Aim -
Retype the records below exactly as they appear.

Extracted records:
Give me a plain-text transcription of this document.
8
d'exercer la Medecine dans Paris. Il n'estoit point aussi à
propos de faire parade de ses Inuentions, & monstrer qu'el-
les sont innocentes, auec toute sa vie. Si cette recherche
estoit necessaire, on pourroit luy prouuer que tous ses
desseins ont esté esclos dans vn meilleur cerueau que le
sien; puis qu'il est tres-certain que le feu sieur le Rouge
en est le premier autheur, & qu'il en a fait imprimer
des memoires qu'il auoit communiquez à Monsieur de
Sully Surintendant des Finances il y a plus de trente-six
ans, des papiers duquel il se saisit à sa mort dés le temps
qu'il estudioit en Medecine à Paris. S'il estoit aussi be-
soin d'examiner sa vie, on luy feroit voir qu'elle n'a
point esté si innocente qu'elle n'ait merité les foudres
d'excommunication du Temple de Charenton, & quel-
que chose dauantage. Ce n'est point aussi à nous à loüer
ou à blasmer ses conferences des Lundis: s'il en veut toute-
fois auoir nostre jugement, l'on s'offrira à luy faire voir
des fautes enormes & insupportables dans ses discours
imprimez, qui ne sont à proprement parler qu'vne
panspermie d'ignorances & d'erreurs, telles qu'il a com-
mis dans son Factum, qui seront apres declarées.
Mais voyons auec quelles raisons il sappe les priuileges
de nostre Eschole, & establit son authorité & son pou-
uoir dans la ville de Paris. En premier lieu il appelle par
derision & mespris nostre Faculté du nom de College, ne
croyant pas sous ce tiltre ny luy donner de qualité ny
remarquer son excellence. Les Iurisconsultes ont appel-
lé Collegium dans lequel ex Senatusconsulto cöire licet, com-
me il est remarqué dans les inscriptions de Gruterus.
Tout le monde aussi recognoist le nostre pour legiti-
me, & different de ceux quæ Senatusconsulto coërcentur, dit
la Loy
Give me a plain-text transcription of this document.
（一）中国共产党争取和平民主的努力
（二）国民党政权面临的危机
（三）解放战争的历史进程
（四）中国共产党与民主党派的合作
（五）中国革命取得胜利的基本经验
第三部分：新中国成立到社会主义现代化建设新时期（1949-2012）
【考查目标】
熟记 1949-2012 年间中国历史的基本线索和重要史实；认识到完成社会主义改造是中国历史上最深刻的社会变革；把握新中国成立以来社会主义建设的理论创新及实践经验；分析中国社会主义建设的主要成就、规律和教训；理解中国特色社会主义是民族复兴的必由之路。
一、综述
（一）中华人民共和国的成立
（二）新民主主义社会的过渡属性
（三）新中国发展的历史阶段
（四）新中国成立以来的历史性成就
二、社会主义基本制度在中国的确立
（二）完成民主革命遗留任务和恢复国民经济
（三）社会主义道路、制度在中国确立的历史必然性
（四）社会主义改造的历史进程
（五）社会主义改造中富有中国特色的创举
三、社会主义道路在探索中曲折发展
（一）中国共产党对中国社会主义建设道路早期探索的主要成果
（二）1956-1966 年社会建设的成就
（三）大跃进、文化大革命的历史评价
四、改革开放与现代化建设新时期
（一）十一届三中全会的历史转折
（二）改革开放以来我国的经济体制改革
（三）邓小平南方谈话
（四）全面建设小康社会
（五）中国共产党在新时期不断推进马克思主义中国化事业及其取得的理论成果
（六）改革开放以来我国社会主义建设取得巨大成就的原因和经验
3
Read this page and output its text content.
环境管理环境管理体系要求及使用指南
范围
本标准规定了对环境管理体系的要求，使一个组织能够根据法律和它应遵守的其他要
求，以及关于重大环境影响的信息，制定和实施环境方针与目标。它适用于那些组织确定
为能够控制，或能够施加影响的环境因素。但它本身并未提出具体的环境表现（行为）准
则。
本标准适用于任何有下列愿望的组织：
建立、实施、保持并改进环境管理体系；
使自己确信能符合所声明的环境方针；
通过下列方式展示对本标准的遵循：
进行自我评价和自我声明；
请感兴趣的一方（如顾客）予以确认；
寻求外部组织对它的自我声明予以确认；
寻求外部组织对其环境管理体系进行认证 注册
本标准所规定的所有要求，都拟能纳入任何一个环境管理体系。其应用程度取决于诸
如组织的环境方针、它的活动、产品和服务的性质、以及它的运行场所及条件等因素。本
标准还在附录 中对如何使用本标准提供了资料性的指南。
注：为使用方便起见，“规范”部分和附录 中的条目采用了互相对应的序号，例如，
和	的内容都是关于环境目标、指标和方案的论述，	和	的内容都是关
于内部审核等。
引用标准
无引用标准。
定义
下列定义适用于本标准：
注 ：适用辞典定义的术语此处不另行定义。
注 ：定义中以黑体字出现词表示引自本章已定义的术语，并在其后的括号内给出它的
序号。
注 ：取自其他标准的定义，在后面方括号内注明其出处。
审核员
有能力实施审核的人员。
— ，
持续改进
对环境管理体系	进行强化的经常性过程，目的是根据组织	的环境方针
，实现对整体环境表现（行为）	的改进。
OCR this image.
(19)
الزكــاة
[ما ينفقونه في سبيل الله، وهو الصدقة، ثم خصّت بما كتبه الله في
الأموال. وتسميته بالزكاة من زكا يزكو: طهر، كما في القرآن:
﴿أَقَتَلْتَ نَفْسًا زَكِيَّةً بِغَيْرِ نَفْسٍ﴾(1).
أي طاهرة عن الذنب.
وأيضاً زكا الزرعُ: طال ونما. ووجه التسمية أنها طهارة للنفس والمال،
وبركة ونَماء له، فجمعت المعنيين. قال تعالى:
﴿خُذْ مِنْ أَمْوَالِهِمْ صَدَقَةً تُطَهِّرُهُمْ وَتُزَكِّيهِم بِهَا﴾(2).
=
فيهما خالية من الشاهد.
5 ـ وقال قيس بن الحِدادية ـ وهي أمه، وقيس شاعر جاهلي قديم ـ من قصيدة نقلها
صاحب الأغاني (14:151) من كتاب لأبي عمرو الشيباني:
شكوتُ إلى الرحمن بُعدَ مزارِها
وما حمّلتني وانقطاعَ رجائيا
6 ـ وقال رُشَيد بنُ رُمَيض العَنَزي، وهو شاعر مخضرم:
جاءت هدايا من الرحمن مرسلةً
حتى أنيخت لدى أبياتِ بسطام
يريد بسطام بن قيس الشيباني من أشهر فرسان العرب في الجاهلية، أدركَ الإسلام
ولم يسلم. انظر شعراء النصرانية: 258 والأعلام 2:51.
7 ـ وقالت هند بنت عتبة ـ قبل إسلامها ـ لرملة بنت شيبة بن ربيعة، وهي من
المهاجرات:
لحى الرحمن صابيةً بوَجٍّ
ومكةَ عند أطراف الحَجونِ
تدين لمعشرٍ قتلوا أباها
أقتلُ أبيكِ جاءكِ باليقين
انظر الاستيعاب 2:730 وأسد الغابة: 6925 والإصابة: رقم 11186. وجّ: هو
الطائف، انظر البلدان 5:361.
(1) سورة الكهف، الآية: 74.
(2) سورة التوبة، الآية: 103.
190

Task response -
Give me a plain-text transcription of this document.
8
d'exercer la Medecine dans Paris. Il n'estoit point aussi à
propos de faire parade de ses Inuentions, & monstrer qu'el-
les sont innocentes, auec toute sa vie. Si cette recherche
estoit necessaire, on pourroit luy prouuer que tous ses
desseins ont esté esclos dans vn meilleur cerueau que le
sien; puis qu'il est tres-certain que le feu sieur le Rouge
en est le premier autheur, & qu'il en a fait imprimer
des memoires qu'il auoit communiquez à Monsieur de
Sully Surintendant des Finances il y a plus de trente-six
ans, des papiers duquel il se saisit à sa mort dés le temps
qu'il estudioit en Medecine à Paris. S'il estoit aussi be-
soin d'examiner sa vie, on luy feroit voir qu'elle n'a
point esté si innocente qu'elle n'ait merité les foudres
d'excommunication du Temple de Charenton, & quel-
que chose dauantage. Ce n'est point aussi à nous à loüer
ou à blasmer ses conferences des Lundis: s'il en veut toute-
fois auoir nostre jugement, l'on s'offrira à luy faire voir
des fautes enormes & insupportables dans ses discours
imprimez, qui ne sont à proprement parler qu'vne
panspermie d'ignorances & d'erreurs, telles qu'il a com-
mis dans son Factum, qui seront apres declarées.
Mais voyons auec quelles raisons il sappe les priuileges
de nostre Eschole, & establit son authorité & son pou-
uoir dans la ville de Paris. En premier lieu il appelle par
derision & mespris nostre Faculté du nom de College, ne
croyant pas sous ce tiltre ny luy donner de qualité ny
remarquer son excellence. Les Iurisconsultes ont appel-
lé Collegium dans lequel ex Senatusconsulto cöire licet, com-
me il est remarqué dans les inscriptions de Gruterus.
Tout le monde aussi recognoist le nostre pour legiti-
me, & different de ceux quæ Senatusconsulto coërcentur, dit
la Loy
Give me a plain-text transcription of this document.
（一）中国共产党争取和平民主的努力
（二）国民党政权面临的危机
（三）解放战争的历史进程
（四）中国共产党与民主党派的合作
（五）中国革命取得胜利的基本经验
第三部分：新中国成立到社会主义现代化建设新时期（1949-2012）
【考查目标】
熟记 1949-2012 年间中国历史的基本线索和重要史实；认识到完成社会主义改造是中国历史上最深刻的社会变革；把握新中国成立以来社会主义建设的理论创新及实践经验；分析中国社会主义建设的主要成就、规律和教训；理解中国特色社会主义是民族复兴的必由之路。
一、综述
（一）中华人民共和国的成立
（二）新民主主义社会的过渡属性
（三）新中国发展的历史阶段
（四）新中国成立以来的历史性成就
二、社会主义基本制度在中国的确立
（二）完成民主革命遗留任务和恢复国民经济
（三）社会主义道路、制度在中国确立的历史必然性
（四）社会主义改造的历史进程
（五）社会主义改造中富有中国特色的创举
三、社会主义道路在探索中曲折发展
（一）中国共产党对中国社会主义建设道路早期探索的主要成果
（二）1956-1966 年社会建设的成就
（三）大跃进、文化大革命的历史评价
四、改革开放与现代化建设新时期
（一）十一届三中全会的历史转折
（二）改革开放以来我国的经济体制改革
（三）邓小平南方谈话
（四）全面建设小康社会
（五）中国共产党在新时期不断推进马克思主义中国化事业及其取得的理论成果
（六）改革开放以来我国社会主义建设取得巨大成就的原因和经验
3
Read this page and output its text content.
环境管理环境管理体系要求及使用指南
范围
本标准规定了对环境管理体系的要求，使一个组织能够根据法律和它应遵守的其他要
求，以及关于重大环境影响的信息，制定和实施环境方针与目标。它适用于那些组织确定
为能够控制，或能够施加影响的环境因素。但它本身并未提出具体的环境表现（行为）准
则。
本标准适用于任何有下列愿望的组织：
建立、实施、保持并改进环境管理体系；
使自己确信能符合所声明的环境方针；
通过下列方式展示对本标准的遵循：
进行自我评价和自我声明；
请感兴趣的一方（如顾客）予以确认；
寻求外部组织对它的自我声明予以确认；
寻求外部组织对其环境管理体系进行认证 注册
本标准所规定的所有要求，都拟能纳入任何一个环境管理体系。其应用程度取决于诸
如组织的环境方针、它的活动、产品和服务的性质、以及它的运行场所及条件等因素。本
标准还在附录 中对如何使用本标准提供了资料性的指南。
注：为使用方便起见，“规范”部分和附录 中的条目采用了互相对应的序号，例如，
和	的内容都是关于环境目标、指标和方案的论述，	和	的内容都是关
于内部审核等。
引用标准
无引用标准。
定义
下列定义适用于本标准：
注 ：适用辞典定义的术语此处不另行定义。
注 ：定义中以黑体字出现词表示引自本章已定义的术语，并在其后的括号内给出它的
序号。
注 ：取自其他标准的定义，在后面方括号内注明其出处。
审核员
有能力实施审核的人员。
— ，
持续改进
对环境管理体系	进行强化的经常性过程，目的是根据组织	的环境方针
，实现对整体环境表现（行为）	的改进。
OCR this image.
(19)
الزكــاة
[ما ينفقونه في سبيل الله، وهو الصدقة، ثم خصّت بما كتبه الله في
الأموال. وتسميته بالزكاة من زكا يزكو: طهر، كما في القرآن:
﴿أَقَتَلْتَ نَفْسًا زَكِيَّةً بِغَيْرِ نَفْسٍ﴾(1).
أي طاهرة عن الذنب.
وأيضاً زكا الزرعُ: طال ونما. ووجه التسمية أنها طهارة للنفس والمال،
وبركة ونَماء له، فجمعت المعنيين. قال تعالى:
﴿خُذْ مِنْ أَمْوَالِهِمْ صَدَقَةً تُطَهِّرُهُمْ وَتُزَكِّيهِم بِهَا﴾(2).
=
فيهما خالية من الشاهد.
5 ـ وقال قيس بن الحِدادية ـ وهي أمه، وقيس شاعر جاهلي قديم ـ من قصيدة نقلها
صاحب الأغاني (14:151) من كتاب لأبي عمرو الشيباني:
شكوتُ إلى الرحمن بُعدَ مزارِها
وما حمّلتني وانقطاعَ رجائيا
6 ـ وقال رُشَيد بنُ رُمَيض العَنَزي، وهو شاعر مخضرم:
جاءت هدايا من الرحمن مرسلةً
حتى أنيخت لدى أبياتِ بسطام
يريد بسطام بن قيس الشيباني من أشهر فرسان العرب في الجاهلية، أدركَ الإسلام
ولم يسلم. انظر شعراء النصرانية: 258 والأعلام 2:51.
7 ـ وقالت هند بنت عتبة ـ قبل إسلامها ـ لرملة بنت شيبة بن ربيعة، وهي من
المهاجرات:
لحى الرحمن صابيةً بوَجٍّ
ومكةَ عند أطراف الحَجونِ
تدين لمعشرٍ قتلوا أباها
أقتلُ أبيكِ جاءكِ باليقين
انظر الاستيعاب 2:730 وأسد الغابة: 6925 والإصابة: رقم 11186. وجّ: هو
الطائف، انظر البلدان 5:361.
(1) سورة الكهف، الآية: 74.
(2) سورة التوبة، الآية: 103.
190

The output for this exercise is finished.